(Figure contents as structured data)
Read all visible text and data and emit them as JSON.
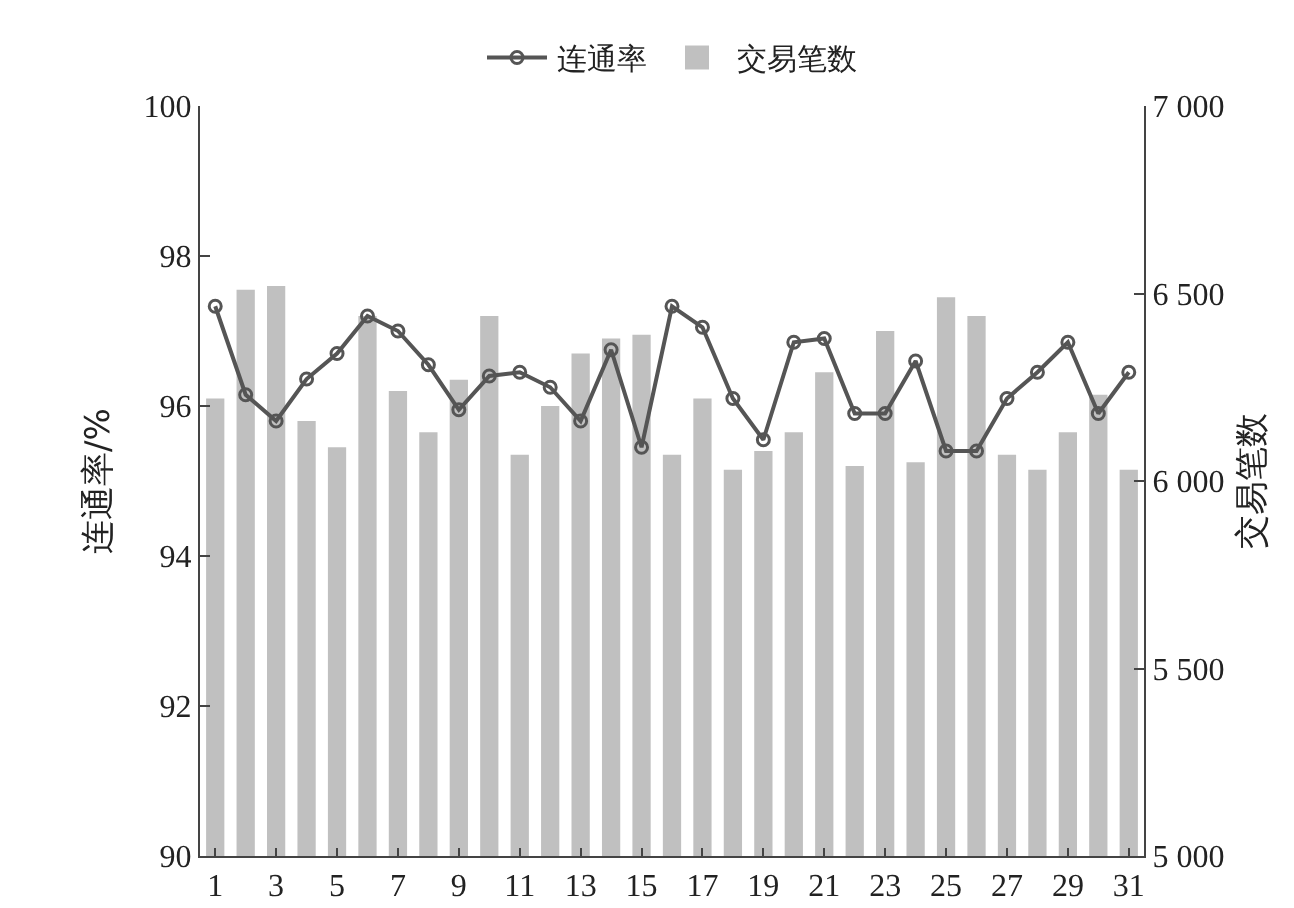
{
  "chart_data": {
    "type": "bar",
    "x": [
      1,
      2,
      3,
      4,
      5,
      6,
      7,
      8,
      9,
      10,
      11,
      12,
      13,
      14,
      15,
      16,
      17,
      18,
      19,
      20,
      21,
      22,
      23,
      24,
      25,
      26,
      27,
      28,
      29,
      30,
      31
    ],
    "series": [
      {
        "name": "连通率",
        "type": "line",
        "color": "#555555",
        "marker": "circle",
        "values": [
          97.33,
          96.15,
          95.8,
          96.36,
          96.7,
          97.2,
          97.0,
          96.55,
          95.95,
          96.4,
          96.45,
          96.25,
          95.8,
          96.75,
          95.45,
          97.33,
          97.05,
          96.1,
          95.55,
          96.85,
          96.9,
          95.9,
          95.9,
          96.6,
          95.4,
          95.4,
          96.1,
          96.45,
          96.85,
          95.9,
          96.45
        ]
      },
      {
        "name": "交易笔数",
        "axis": "y2",
        "color": "#c0c0c0",
        "values": [
          6220,
          6510,
          6520,
          6160,
          6090,
          6440,
          6240,
          6130,
          6270,
          6440,
          6070,
          6200,
          6340,
          6380,
          6390,
          6070,
          6220,
          6030,
          6080,
          6130,
          6290,
          6040,
          6400,
          6050,
          6490,
          6440,
          6070,
          6030,
          6130,
          6230,
          6030
        ]
      }
    ],
    "ylabel": "连通率/%",
    "y2label": "交易笔数",
    "xlim": [
      0.5,
      31.5
    ],
    "xticks": [
      1,
      3,
      5,
      7,
      9,
      11,
      13,
      15,
      17,
      19,
      21,
      23,
      25,
      27,
      29,
      31
    ],
    "ylim": [
      90,
      100
    ],
    "yticks": [
      90,
      92,
      94,
      96,
      98,
      100
    ],
    "y2lim": [
      5000,
      7000
    ],
    "y2ticks": [
      {
        "value": 5000,
        "label": "5 000"
      },
      {
        "value": 5500,
        "label": "5 500"
      },
      {
        "value": 6000,
        "label": "6 000"
      },
      {
        "value": 6500,
        "label": "6 500"
      },
      {
        "value": 7000,
        "label": "7 000"
      }
    ],
    "legend": "top",
    "grid": false
  }
}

*Written instruction:* Each entry must be retyped word for word, with every image omitted.

*Result of the task:*
Read all visible text and data and emit them as JSON.
{
  "chart_data": {
    "type": "bar",
    "x": [
      1,
      2,
      3,
      4,
      5,
      6,
      7,
      8,
      9,
      10,
      11,
      12,
      13,
      14,
      15,
      16,
      17,
      18,
      19,
      20,
      21,
      22,
      23,
      24,
      25,
      26,
      27,
      28,
      29,
      30,
      31
    ],
    "series": [
      {
        "name": "连通率",
        "type": "line",
        "color": "#555555",
        "marker": "circle",
        "values": [
          97.33,
          96.15,
          95.8,
          96.36,
          96.7,
          97.2,
          97.0,
          96.55,
          95.95,
          96.4,
          96.45,
          96.25,
          95.8,
          96.75,
          95.45,
          97.33,
          97.05,
          96.1,
          95.55,
          96.85,
          96.9,
          95.9,
          95.9,
          96.6,
          95.4,
          95.4,
          96.1,
          96.45,
          96.85,
          95.9,
          96.45
        ]
      },
      {
        "name": "交易笔数",
        "axis": "y2",
        "color": "#c0c0c0",
        "values": [
          6220,
          6510,
          6520,
          6160,
          6090,
          6440,
          6240,
          6130,
          6270,
          6440,
          6070,
          6200,
          6340,
          6380,
          6390,
          6070,
          6220,
          6030,
          6080,
          6130,
          6290,
          6040,
          6400,
          6050,
          6490,
          6440,
          6070,
          6030,
          6130,
          6230,
          6030
        ]
      }
    ],
    "ylabel": "连通率/%",
    "y2label": "交易笔数",
    "xlim": [
      0.5,
      31.5
    ],
    "xticks": [
      1,
      3,
      5,
      7,
      9,
      11,
      13,
      15,
      17,
      19,
      21,
      23,
      25,
      27,
      29,
      31
    ],
    "ylim": [
      90,
      100
    ],
    "yticks": [
      90,
      92,
      94,
      96,
      98,
      100
    ],
    "y2lim": [
      5000,
      7000
    ],
    "y2ticks": [
      {
        "value": 5000,
        "label": "5 000"
      },
      {
        "value": 5500,
        "label": "5 500"
      },
      {
        "value": 6000,
        "label": "6 000"
      },
      {
        "value": 6500,
        "label": "6 500"
      },
      {
        "value": 7000,
        "label": "7 000"
      }
    ],
    "legend": "top",
    "grid": false
  }
}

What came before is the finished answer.